> [To do]: Copy out every line containing the word "quotidiano".
-- start of Stored rows --
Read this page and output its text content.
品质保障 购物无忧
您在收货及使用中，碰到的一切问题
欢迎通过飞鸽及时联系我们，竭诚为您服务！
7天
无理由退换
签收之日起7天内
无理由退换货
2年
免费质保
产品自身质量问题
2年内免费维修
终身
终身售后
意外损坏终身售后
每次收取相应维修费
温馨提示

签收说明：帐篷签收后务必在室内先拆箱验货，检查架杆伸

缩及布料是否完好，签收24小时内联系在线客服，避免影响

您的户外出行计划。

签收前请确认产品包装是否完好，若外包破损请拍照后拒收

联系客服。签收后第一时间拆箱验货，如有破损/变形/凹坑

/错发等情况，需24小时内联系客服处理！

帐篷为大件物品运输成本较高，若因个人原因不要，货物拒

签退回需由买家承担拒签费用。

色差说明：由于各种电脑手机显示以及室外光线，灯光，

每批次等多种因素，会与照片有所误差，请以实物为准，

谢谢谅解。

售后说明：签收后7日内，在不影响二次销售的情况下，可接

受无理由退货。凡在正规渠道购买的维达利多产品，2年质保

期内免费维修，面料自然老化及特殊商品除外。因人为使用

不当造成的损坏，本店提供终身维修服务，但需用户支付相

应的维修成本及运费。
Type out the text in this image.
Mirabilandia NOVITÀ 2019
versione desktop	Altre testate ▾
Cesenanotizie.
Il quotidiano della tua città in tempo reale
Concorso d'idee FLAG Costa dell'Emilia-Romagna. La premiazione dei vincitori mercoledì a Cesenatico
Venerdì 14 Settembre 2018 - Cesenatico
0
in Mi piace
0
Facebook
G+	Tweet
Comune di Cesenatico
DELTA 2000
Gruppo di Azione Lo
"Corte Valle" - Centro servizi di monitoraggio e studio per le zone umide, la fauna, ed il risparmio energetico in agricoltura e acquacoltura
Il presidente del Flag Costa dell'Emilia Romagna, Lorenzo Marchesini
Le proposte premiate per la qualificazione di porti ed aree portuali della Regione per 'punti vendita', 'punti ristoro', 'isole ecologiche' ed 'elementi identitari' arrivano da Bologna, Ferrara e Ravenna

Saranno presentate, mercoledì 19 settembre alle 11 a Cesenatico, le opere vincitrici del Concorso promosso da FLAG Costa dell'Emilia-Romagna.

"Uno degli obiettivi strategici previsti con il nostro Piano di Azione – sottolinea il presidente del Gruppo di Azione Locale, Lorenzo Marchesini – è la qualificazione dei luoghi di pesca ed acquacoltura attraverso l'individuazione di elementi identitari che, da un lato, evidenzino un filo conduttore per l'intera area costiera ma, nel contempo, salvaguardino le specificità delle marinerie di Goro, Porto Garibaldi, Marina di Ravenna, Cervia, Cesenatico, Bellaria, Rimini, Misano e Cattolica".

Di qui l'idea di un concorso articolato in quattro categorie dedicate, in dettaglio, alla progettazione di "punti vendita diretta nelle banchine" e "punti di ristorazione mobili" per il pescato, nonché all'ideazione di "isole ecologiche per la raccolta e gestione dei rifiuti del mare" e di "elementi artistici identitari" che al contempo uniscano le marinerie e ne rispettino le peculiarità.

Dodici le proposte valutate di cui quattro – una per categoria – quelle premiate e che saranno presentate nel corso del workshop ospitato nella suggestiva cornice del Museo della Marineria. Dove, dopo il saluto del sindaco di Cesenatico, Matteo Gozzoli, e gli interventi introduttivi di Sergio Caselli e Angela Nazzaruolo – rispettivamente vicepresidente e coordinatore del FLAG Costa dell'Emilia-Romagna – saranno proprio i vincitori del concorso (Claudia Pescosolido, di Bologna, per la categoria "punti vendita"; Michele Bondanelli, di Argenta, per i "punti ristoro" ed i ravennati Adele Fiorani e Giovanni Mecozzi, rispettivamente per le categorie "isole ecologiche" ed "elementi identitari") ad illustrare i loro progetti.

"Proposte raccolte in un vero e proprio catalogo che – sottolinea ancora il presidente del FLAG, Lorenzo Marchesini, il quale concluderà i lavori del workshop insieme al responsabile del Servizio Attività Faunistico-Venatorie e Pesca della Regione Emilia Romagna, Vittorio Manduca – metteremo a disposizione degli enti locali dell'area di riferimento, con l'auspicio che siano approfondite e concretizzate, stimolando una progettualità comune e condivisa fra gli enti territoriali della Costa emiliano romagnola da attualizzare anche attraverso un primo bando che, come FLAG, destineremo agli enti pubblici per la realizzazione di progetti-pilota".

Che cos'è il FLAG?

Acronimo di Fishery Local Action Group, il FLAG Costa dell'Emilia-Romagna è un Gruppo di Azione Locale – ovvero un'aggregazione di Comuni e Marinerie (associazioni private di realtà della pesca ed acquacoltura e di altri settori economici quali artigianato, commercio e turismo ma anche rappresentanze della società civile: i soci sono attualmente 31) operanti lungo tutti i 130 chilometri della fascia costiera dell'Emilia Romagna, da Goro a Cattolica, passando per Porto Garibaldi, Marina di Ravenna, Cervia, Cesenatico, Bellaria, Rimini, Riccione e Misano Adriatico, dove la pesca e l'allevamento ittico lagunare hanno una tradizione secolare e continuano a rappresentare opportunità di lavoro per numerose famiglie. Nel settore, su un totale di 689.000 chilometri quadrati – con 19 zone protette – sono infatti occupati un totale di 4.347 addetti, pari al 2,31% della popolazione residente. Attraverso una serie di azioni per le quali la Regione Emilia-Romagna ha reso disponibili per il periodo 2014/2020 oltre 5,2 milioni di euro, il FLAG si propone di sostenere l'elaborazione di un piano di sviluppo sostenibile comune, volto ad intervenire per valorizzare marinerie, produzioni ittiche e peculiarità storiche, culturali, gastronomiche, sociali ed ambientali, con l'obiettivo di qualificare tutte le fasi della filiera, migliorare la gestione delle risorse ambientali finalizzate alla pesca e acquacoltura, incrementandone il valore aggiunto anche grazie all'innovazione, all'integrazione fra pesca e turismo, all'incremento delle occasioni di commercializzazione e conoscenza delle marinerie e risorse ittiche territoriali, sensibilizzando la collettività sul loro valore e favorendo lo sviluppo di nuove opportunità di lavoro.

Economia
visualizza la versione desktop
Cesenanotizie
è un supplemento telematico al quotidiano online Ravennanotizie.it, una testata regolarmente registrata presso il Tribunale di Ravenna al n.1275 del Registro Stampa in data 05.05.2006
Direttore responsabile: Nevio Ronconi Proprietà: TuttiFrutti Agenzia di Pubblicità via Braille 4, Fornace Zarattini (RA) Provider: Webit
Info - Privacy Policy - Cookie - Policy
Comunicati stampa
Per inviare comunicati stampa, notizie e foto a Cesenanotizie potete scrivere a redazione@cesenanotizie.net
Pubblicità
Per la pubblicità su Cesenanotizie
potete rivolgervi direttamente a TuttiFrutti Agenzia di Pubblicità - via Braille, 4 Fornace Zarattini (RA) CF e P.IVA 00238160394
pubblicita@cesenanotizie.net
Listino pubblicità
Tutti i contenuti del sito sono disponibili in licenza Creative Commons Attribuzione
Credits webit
-- end of Stored rows --
> [Response to the exercise]:
Il quotidiano della tua città in tempo reale
è un supplemento telematico al quotidiano online Ravennanotizie.it, una testata regolarmente registrata presso il Tribunale di Ravenna al n.1275 del Registro Stampa in data 05.05.2006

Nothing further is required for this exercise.